---- INPUT FOR THIS TASK
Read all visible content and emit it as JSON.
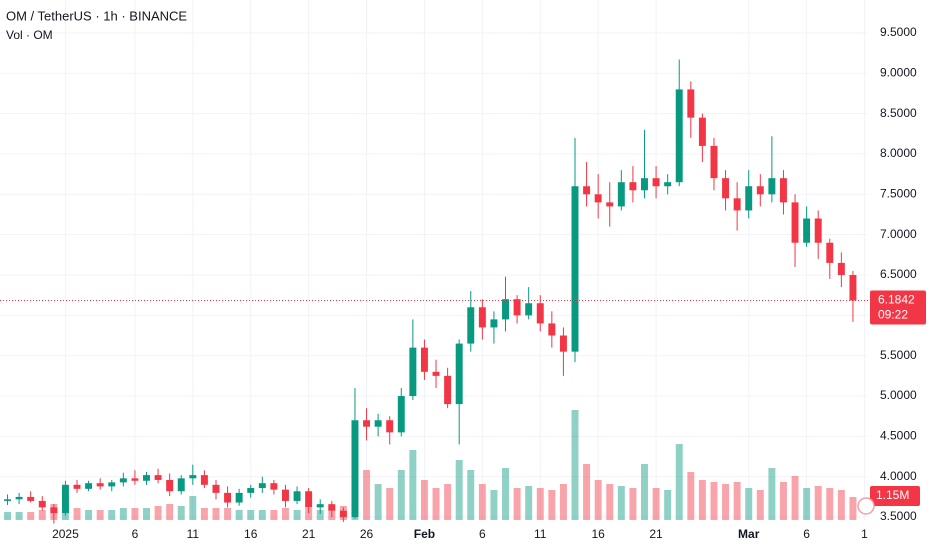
{
  "chart_data": {
    "type": "candlestick",
    "title": "OM / TetherUS · 1h · BINANCE",
    "subtitle": "Vol · OM",
    "up_color": "#089981",
    "down_color": "#f23645",
    "grid": true,
    "x": [
      -5,
      -4,
      -3,
      -2,
      -1,
      0,
      1,
      2,
      3,
      4,
      5,
      6,
      7,
      8,
      9,
      10,
      11,
      12,
      13,
      14,
      15,
      16,
      17,
      18,
      19,
      20,
      21,
      22,
      23,
      24,
      25,
      26,
      27,
      28,
      29,
      30,
      31,
      32,
      33,
      34,
      35,
      36,
      37,
      38,
      39,
      40,
      41,
      42,
      43,
      44,
      45,
      46,
      47,
      48,
      49,
      50,
      51,
      52,
      53,
      54,
      55,
      56,
      57,
      58,
      59,
      60,
      61,
      62,
      63,
      64,
      65,
      66,
      67,
      68
    ],
    "open": [
      3.7,
      3.72,
      3.75,
      3.7,
      3.62,
      3.55,
      3.9,
      3.85,
      3.92,
      3.88,
      3.93,
      3.98,
      3.95,
      4.02,
      3.96,
      3.82,
      3.98,
      4.02,
      3.9,
      3.8,
      3.68,
      3.8,
      3.86,
      3.92,
      3.84,
      3.7,
      3.82,
      3.62,
      3.66,
      3.58,
      3.5,
      4.7,
      4.62,
      4.7,
      4.55,
      5.0,
      5.6,
      5.3,
      5.25,
      4.9,
      5.65,
      6.1,
      5.85,
      5.95,
      6.2,
      6.0,
      6.15,
      5.9,
      5.75,
      5.55,
      7.6,
      7.5,
      7.4,
      7.35,
      7.65,
      7.55,
      7.7,
      7.6,
      7.65,
      8.8,
      8.45,
      8.1,
      7.7,
      7.45,
      7.3,
      7.6,
      7.5,
      7.7,
      7.4,
      6.9,
      7.2,
      6.9,
      6.65,
      6.5
    ],
    "high": [
      3.78,
      3.8,
      3.82,
      3.76,
      3.66,
      3.95,
      3.96,
      3.95,
      3.98,
      3.96,
      4.05,
      4.08,
      4.06,
      4.1,
      4.04,
      4.02,
      4.15,
      4.08,
      3.96,
      3.88,
      3.85,
      3.9,
      4.0,
      3.96,
      3.9,
      3.88,
      3.86,
      3.72,
      3.7,
      3.62,
      5.1,
      4.85,
      4.78,
      4.75,
      5.1,
      5.95,
      5.7,
      5.45,
      5.35,
      5.7,
      6.3,
      6.2,
      6.05,
      6.48,
      6.25,
      6.35,
      6.25,
      6.05,
      5.85,
      8.2,
      7.9,
      7.75,
      7.65,
      7.8,
      7.85,
      8.3,
      7.85,
      7.75,
      9.17,
      8.9,
      8.5,
      8.2,
      7.8,
      7.65,
      7.8,
      7.75,
      8.22,
      7.8,
      7.5,
      7.35,
      7.3,
      6.95,
      6.78,
      6.55
    ],
    "low": [
      3.65,
      3.66,
      3.68,
      3.58,
      3.42,
      3.52,
      3.8,
      3.82,
      3.84,
      3.82,
      3.88,
      3.9,
      3.9,
      3.92,
      3.76,
      3.78,
      3.9,
      3.86,
      3.72,
      3.62,
      3.64,
      3.74,
      3.8,
      3.78,
      3.62,
      3.66,
      3.55,
      3.54,
      3.5,
      3.44,
      3.48,
      4.45,
      4.5,
      4.4,
      4.5,
      4.95,
      5.2,
      5.1,
      4.85,
      4.4,
      5.55,
      5.7,
      5.65,
      5.8,
      5.9,
      5.95,
      5.8,
      5.6,
      5.25,
      5.42,
      7.35,
      7.2,
      7.1,
      7.3,
      7.4,
      7.45,
      7.45,
      7.5,
      7.6,
      8.2,
      7.9,
      7.55,
      7.3,
      7.05,
      7.2,
      7.35,
      7.4,
      7.25,
      6.6,
      6.85,
      6.7,
      6.45,
      6.35,
      5.92
    ],
    "close": [
      3.72,
      3.75,
      3.7,
      3.62,
      3.55,
      3.9,
      3.85,
      3.92,
      3.88,
      3.93,
      3.98,
      3.95,
      4.02,
      3.96,
      3.82,
      3.98,
      4.02,
      3.9,
      3.8,
      3.68,
      3.8,
      3.86,
      3.92,
      3.84,
      3.7,
      3.82,
      3.62,
      3.66,
      3.58,
      3.5,
      4.7,
      4.62,
      4.7,
      4.55,
      5.0,
      5.6,
      5.3,
      5.25,
      4.9,
      5.65,
      6.1,
      5.85,
      5.95,
      6.2,
      6.0,
      6.15,
      5.9,
      5.75,
      5.55,
      7.6,
      7.5,
      7.4,
      7.35,
      7.65,
      7.55,
      7.7,
      7.6,
      7.65,
      8.8,
      8.45,
      8.1,
      7.7,
      7.45,
      7.3,
      7.6,
      7.5,
      7.7,
      7.4,
      6.9,
      7.2,
      6.9,
      6.65,
      6.5,
      6.1842
    ],
    "volume": [
      0.4,
      0.4,
      0.4,
      0.5,
      0.8,
      1.3,
      0.6,
      0.5,
      0.5,
      0.5,
      0.6,
      0.6,
      0.6,
      0.7,
      0.8,
      0.7,
      1.2,
      0.6,
      0.6,
      0.6,
      0.5,
      0.5,
      0.5,
      0.5,
      0.6,
      0.5,
      0.6,
      0.5,
      0.6,
      0.7,
      4.5,
      2.5,
      1.8,
      1.6,
      2.5,
      3.5,
      2.0,
      1.6,
      1.8,
      3.0,
      2.5,
      1.8,
      1.5,
      2.6,
      1.6,
      1.7,
      1.6,
      1.5,
      1.8,
      5.5,
      2.8,
      2.0,
      1.8,
      1.7,
      1.6,
      2.8,
      1.6,
      1.5,
      3.8,
      2.4,
      2.0,
      1.9,
      1.8,
      1.9,
      1.6,
      1.5,
      2.6,
      1.9,
      2.2,
      1.6,
      1.7,
      1.6,
      1.5,
      1.15
    ],
    "last_volume_label": "1.15M",
    "last_price": 6.1842,
    "countdown": "09:22",
    "xlim": [
      -5.65,
      69.3
    ],
    "ylim": [
      3.092,
      9.908
    ],
    "xticks": [
      {
        "value": 0,
        "label": "2025"
      },
      6,
      11,
      16,
      21,
      26,
      {
        "value": 31,
        "label": "Feb"
      },
      {
        "value": 36,
        "label": "6"
      },
      {
        "value": 41,
        "label": "11"
      },
      {
        "value": 46,
        "label": "16"
      },
      {
        "value": 51,
        "label": "21"
      },
      {
        "value": 59,
        "label": "Mar"
      },
      {
        "value": 64,
        "label": "6"
      },
      {
        "value": 69,
        "label": "1"
      }
    ],
    "yticks": [
      {
        "value": 3.5,
        "label": "3.5000"
      },
      {
        "value": 4,
        "label": "4.0000"
      },
      {
        "value": 4.5,
        "label": "4.5000"
      },
      {
        "value": 5,
        "label": "5.0000"
      },
      {
        "value": 5.5,
        "label": "5.5000"
      },
      {
        "value": 6,
        "label": "6.0000"
      },
      {
        "value": 6.5,
        "label": "6.5000"
      },
      {
        "value": 7,
        "label": "7.0000"
      },
      {
        "value": 7.5,
        "label": "7.5000"
      },
      {
        "value": 8,
        "label": "8.0000"
      },
      {
        "value": 8.5,
        "label": "8.5000"
      },
      {
        "value": 9,
        "label": "9.0000"
      },
      {
        "value": 9.5,
        "label": "9.5000"
      }
    ]
  }
}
--------
— WRITTEN TASK —
Repeat the material verbatim. Do not carry over any picture.

— ANSWER TO THIS PROBLEM —
Read all visible content and emit it as JSON.
{
  "chart_data": {
    "type": "candlestick",
    "title": "OM / TetherUS · 1h · BINANCE",
    "subtitle": "Vol · OM",
    "up_color": "#089981",
    "down_color": "#f23645",
    "grid": true,
    "x": [
      -5,
      -4,
      -3,
      -2,
      -1,
      0,
      1,
      2,
      3,
      4,
      5,
      6,
      7,
      8,
      9,
      10,
      11,
      12,
      13,
      14,
      15,
      16,
      17,
      18,
      19,
      20,
      21,
      22,
      23,
      24,
      25,
      26,
      27,
      28,
      29,
      30,
      31,
      32,
      33,
      34,
      35,
      36,
      37,
      38,
      39,
      40,
      41,
      42,
      43,
      44,
      45,
      46,
      47,
      48,
      49,
      50,
      51,
      52,
      53,
      54,
      55,
      56,
      57,
      58,
      59,
      60,
      61,
      62,
      63,
      64,
      65,
      66,
      67,
      68
    ],
    "open": [
      3.7,
      3.72,
      3.75,
      3.7,
      3.62,
      3.55,
      3.9,
      3.85,
      3.92,
      3.88,
      3.93,
      3.98,
      3.95,
      4.02,
      3.96,
      3.82,
      3.98,
      4.02,
      3.9,
      3.8,
      3.68,
      3.8,
      3.86,
      3.92,
      3.84,
      3.7,
      3.82,
      3.62,
      3.66,
      3.58,
      3.5,
      4.7,
      4.62,
      4.7,
      4.55,
      5.0,
      5.6,
      5.3,
      5.25,
      4.9,
      5.65,
      6.1,
      5.85,
      5.95,
      6.2,
      6.0,
      6.15,
      5.9,
      5.75,
      5.55,
      7.6,
      7.5,
      7.4,
      7.35,
      7.65,
      7.55,
      7.7,
      7.6,
      7.65,
      8.8,
      8.45,
      8.1,
      7.7,
      7.45,
      7.3,
      7.6,
      7.5,
      7.7,
      7.4,
      6.9,
      7.2,
      6.9,
      6.65,
      6.5
    ],
    "high": [
      3.78,
      3.8,
      3.82,
      3.76,
      3.66,
      3.95,
      3.96,
      3.95,
      3.98,
      3.96,
      4.05,
      4.08,
      4.06,
      4.1,
      4.04,
      4.02,
      4.15,
      4.08,
      3.96,
      3.88,
      3.85,
      3.9,
      4.0,
      3.96,
      3.9,
      3.88,
      3.86,
      3.72,
      3.7,
      3.62,
      5.1,
      4.85,
      4.78,
      4.75,
      5.1,
      5.95,
      5.7,
      5.45,
      5.35,
      5.7,
      6.3,
      6.2,
      6.05,
      6.48,
      6.25,
      6.35,
      6.25,
      6.05,
      5.85,
      8.2,
      7.9,
      7.75,
      7.65,
      7.8,
      7.85,
      8.3,
      7.85,
      7.75,
      9.17,
      8.9,
      8.5,
      8.2,
      7.8,
      7.65,
      7.8,
      7.75,
      8.22,
      7.8,
      7.5,
      7.35,
      7.3,
      6.95,
      6.78,
      6.55
    ],
    "low": [
      3.65,
      3.66,
      3.68,
      3.58,
      3.42,
      3.52,
      3.8,
      3.82,
      3.84,
      3.82,
      3.88,
      3.9,
      3.9,
      3.92,
      3.76,
      3.78,
      3.9,
      3.86,
      3.72,
      3.62,
      3.64,
      3.74,
      3.8,
      3.78,
      3.62,
      3.66,
      3.55,
      3.54,
      3.5,
      3.44,
      3.48,
      4.45,
      4.5,
      4.4,
      4.5,
      4.95,
      5.2,
      5.1,
      4.85,
      4.4,
      5.55,
      5.7,
      5.65,
      5.8,
      5.9,
      5.95,
      5.8,
      5.6,
      5.25,
      5.42,
      7.35,
      7.2,
      7.1,
      7.3,
      7.4,
      7.45,
      7.45,
      7.5,
      7.6,
      8.2,
      7.9,
      7.55,
      7.3,
      7.05,
      7.2,
      7.35,
      7.4,
      7.25,
      6.6,
      6.85,
      6.7,
      6.45,
      6.35,
      5.92
    ],
    "close": [
      3.72,
      3.75,
      3.7,
      3.62,
      3.55,
      3.9,
      3.85,
      3.92,
      3.88,
      3.93,
      3.98,
      3.95,
      4.02,
      3.96,
      3.82,
      3.98,
      4.02,
      3.9,
      3.8,
      3.68,
      3.8,
      3.86,
      3.92,
      3.84,
      3.7,
      3.82,
      3.62,
      3.66,
      3.58,
      3.5,
      4.7,
      4.62,
      4.7,
      4.55,
      5.0,
      5.6,
      5.3,
      5.25,
      4.9,
      5.65,
      6.1,
      5.85,
      5.95,
      6.2,
      6.0,
      6.15,
      5.9,
      5.75,
      5.55,
      7.6,
      7.5,
      7.4,
      7.35,
      7.65,
      7.55,
      7.7,
      7.6,
      7.65,
      8.8,
      8.45,
      8.1,
      7.7,
      7.45,
      7.3,
      7.6,
      7.5,
      7.7,
      7.4,
      6.9,
      7.2,
      6.9,
      6.65,
      6.5,
      6.1842
    ],
    "volume": [
      0.4,
      0.4,
      0.4,
      0.5,
      0.8,
      1.3,
      0.6,
      0.5,
      0.5,
      0.5,
      0.6,
      0.6,
      0.6,
      0.7,
      0.8,
      0.7,
      1.2,
      0.6,
      0.6,
      0.6,
      0.5,
      0.5,
      0.5,
      0.5,
      0.6,
      0.5,
      0.6,
      0.5,
      0.6,
      0.7,
      4.5,
      2.5,
      1.8,
      1.6,
      2.5,
      3.5,
      2.0,
      1.6,
      1.8,
      3.0,
      2.5,
      1.8,
      1.5,
      2.6,
      1.6,
      1.7,
      1.6,
      1.5,
      1.8,
      5.5,
      2.8,
      2.0,
      1.8,
      1.7,
      1.6,
      2.8,
      1.6,
      1.5,
      3.8,
      2.4,
      2.0,
      1.9,
      1.8,
      1.9,
      1.6,
      1.5,
      2.6,
      1.9,
      2.2,
      1.6,
      1.7,
      1.6,
      1.5,
      1.15
    ],
    "last_volume_label": "1.15M",
    "last_price": 6.1842,
    "countdown": "09:22",
    "xlim": [
      -5.65,
      69.3
    ],
    "ylim": [
      3.092,
      9.908
    ],
    "xticks": [
      {
        "value": 0,
        "label": "2025"
      },
      6,
      11,
      16,
      21,
      26,
      {
        "value": 31,
        "label": "Feb"
      },
      {
        "value": 36,
        "label": "6"
      },
      {
        "value": 41,
        "label": "11"
      },
      {
        "value": 46,
        "label": "16"
      },
      {
        "value": 51,
        "label": "21"
      },
      {
        "value": 59,
        "label": "Mar"
      },
      {
        "value": 64,
        "label": "6"
      },
      {
        "value": 69,
        "label": "1"
      }
    ],
    "yticks": [
      {
        "value": 3.5,
        "label": "3.5000"
      },
      {
        "value": 4,
        "label": "4.0000"
      },
      {
        "value": 4.5,
        "label": "4.5000"
      },
      {
        "value": 5,
        "label": "5.0000"
      },
      {
        "value": 5.5,
        "label": "5.5000"
      },
      {
        "value": 6,
        "label": "6.0000"
      },
      {
        "value": 6.5,
        "label": "6.5000"
      },
      {
        "value": 7,
        "label": "7.0000"
      },
      {
        "value": 7.5,
        "label": "7.5000"
      },
      {
        "value": 8,
        "label": "8.0000"
      },
      {
        "value": 8.5,
        "label": "8.5000"
      },
      {
        "value": 9,
        "label": "9.0000"
      },
      {
        "value": 9.5,
        "label": "9.5000"
      }
    ]
  }
}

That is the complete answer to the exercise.